▸ **PROBLEM DETAILS**
In the listing that follows, how many lines contain the string "down"? Provide only the number.

"""

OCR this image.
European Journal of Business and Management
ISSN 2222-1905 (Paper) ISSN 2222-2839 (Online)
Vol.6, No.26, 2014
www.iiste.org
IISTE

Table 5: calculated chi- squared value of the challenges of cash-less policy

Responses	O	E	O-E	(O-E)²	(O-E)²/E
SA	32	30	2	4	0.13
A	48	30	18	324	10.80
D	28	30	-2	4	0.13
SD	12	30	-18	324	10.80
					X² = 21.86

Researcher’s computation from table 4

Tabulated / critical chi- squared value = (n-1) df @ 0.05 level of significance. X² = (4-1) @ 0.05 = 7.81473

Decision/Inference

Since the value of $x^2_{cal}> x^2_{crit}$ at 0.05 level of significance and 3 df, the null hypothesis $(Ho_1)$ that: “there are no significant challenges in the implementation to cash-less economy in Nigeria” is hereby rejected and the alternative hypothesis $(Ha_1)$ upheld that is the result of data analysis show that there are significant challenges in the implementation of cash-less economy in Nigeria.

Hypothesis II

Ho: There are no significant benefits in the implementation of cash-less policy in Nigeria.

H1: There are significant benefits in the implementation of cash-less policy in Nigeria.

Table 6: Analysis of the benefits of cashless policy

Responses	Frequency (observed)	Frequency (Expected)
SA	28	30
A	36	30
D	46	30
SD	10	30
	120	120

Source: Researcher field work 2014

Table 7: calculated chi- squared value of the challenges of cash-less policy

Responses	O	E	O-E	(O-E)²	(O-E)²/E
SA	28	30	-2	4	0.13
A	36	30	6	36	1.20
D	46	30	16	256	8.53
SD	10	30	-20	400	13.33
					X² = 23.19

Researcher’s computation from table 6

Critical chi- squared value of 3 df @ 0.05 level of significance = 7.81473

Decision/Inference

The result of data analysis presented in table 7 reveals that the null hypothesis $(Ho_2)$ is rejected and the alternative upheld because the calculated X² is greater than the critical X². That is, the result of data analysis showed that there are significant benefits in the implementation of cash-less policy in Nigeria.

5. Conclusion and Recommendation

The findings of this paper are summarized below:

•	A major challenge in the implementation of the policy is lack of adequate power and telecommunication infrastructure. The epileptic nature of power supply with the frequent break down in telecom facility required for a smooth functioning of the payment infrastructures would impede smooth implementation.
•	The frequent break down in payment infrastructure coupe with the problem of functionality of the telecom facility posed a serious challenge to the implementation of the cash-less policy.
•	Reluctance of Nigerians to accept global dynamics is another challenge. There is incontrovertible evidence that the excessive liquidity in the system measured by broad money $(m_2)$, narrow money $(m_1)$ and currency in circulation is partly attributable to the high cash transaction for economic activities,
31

"""

▸ **EXERCISE RESULT**
2